-- WHAT YOU HAVE TO DO --
Quote the records that follow in full and exactly; leave out the pictures.

-- INFORMATION SHOWN --

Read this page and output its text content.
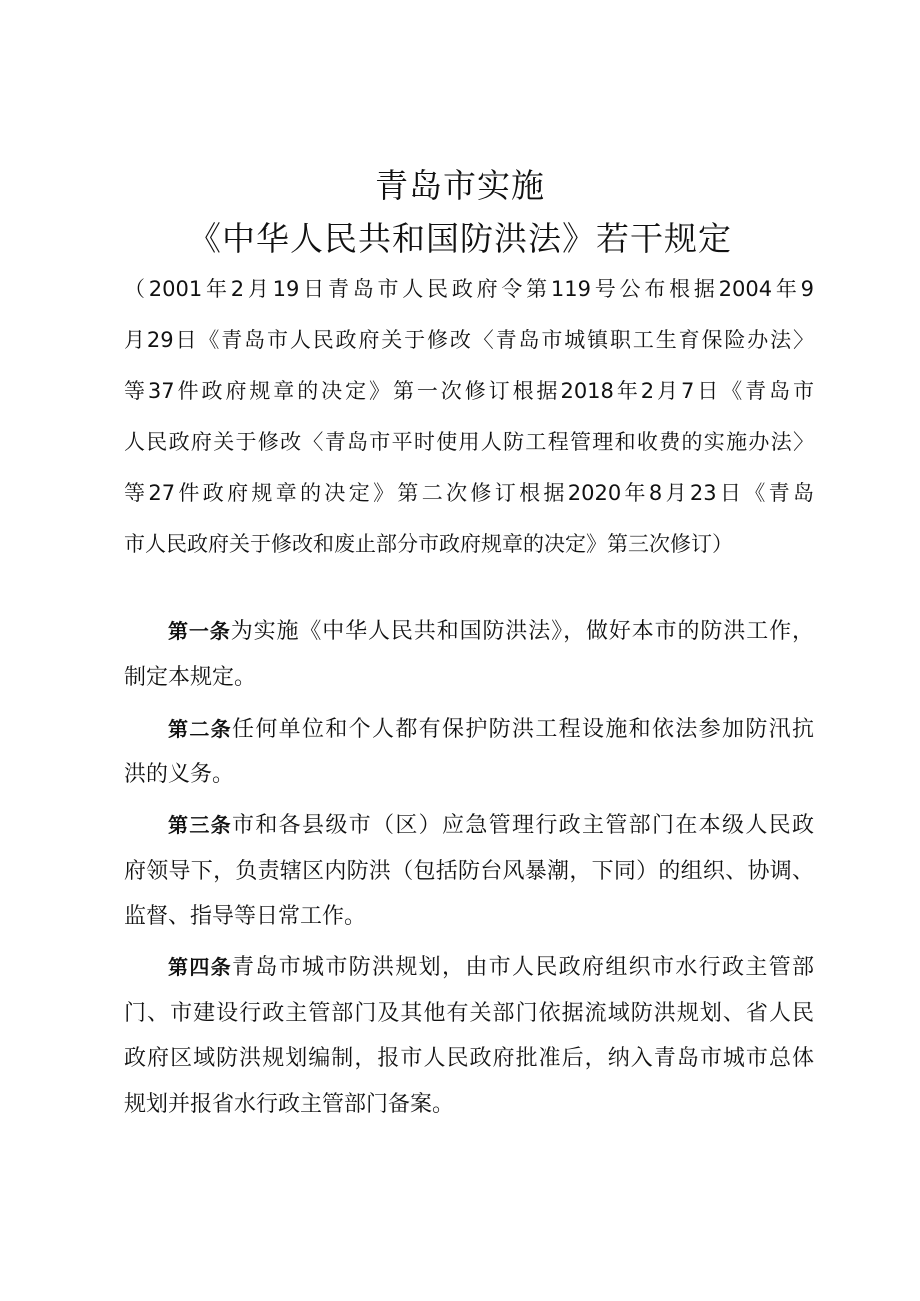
青岛市实施
《中华人民共和国防洪法》若干规定
（2001年2月19日青岛市人民政府令第119号公布根据2004年9
月29日《青岛市人民政府关于修改〈青岛市城镇职工生育保险办法〉
等37件政府规章的决定》第一次修订根据2018年2月7日《青岛市
人民政府关于修改〈青岛市平时使用人防工程管理和收费的实施办法〉
等27件政府规章的决定》第二次修订根据2020年8月23日《青岛
市人民政府关于修改和废止部分市政府规章的决定》第三次修订）
第一条为实施《中华人民共和国防洪法》，做好本市的防洪工作，
制定本规定。
第二条任何单位和个人都有保护防洪工程设施和依法参加防汛抗
洪的义务。
第三条市和各县级市（区）应急管理行政主管部门在本级人民政
府领导下，负责辖区内防洪（包括防台风暴潮，下同）的组织、协调、
监督、指导等日常工作。
第四条青岛市城市防洪规划，由市人民政府组织市水行政主管部
门、市建设行政主管部门及其他有关部门依据流域防洪规划、省人民
政府区域防洪规划编制，报市人民政府批准后，纳入青岛市城市总体
规划并报省水行政主管部门备案。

-- THE OUTPUT --
Read this page and output its text content.
青岛市实施
《中华人民共和国防洪法》若干规定
（2001年2月19日青岛市人民政府令第119号公布根据2004年9
月29日《青岛市人民政府关于修改〈青岛市城镇职工生育保险办法〉
等37件政府规章的决定》第一次修订根据2018年2月7日《青岛市
人民政府关于修改〈青岛市平时使用人防工程管理和收费的实施办法〉
等27件政府规章的决定》第二次修订根据2020年8月23日《青岛
市人民政府关于修改和废止部分市政府规章的决定》第三次修订）
第一条为实施《中华人民共和国防洪法》，做好本市的防洪工作，
制定本规定。
第二条任何单位和个人都有保护防洪工程设施和依法参加防汛抗
洪的义务。
第三条市和各县级市（区）应急管理行政主管部门在本级人民政
府领导下，负责辖区内防洪（包括防台风暴潮，下同）的组织、协调、
监督、指导等日常工作。
第四条青岛市城市防洪规划，由市人民政府组织市水行政主管部
门、市建设行政主管部门及其他有关部门依据流域防洪规划、省人民
政府区域防洪规划编制，报市人民政府批准后，纳入青岛市城市总体
规划并报省水行政主管部门备案。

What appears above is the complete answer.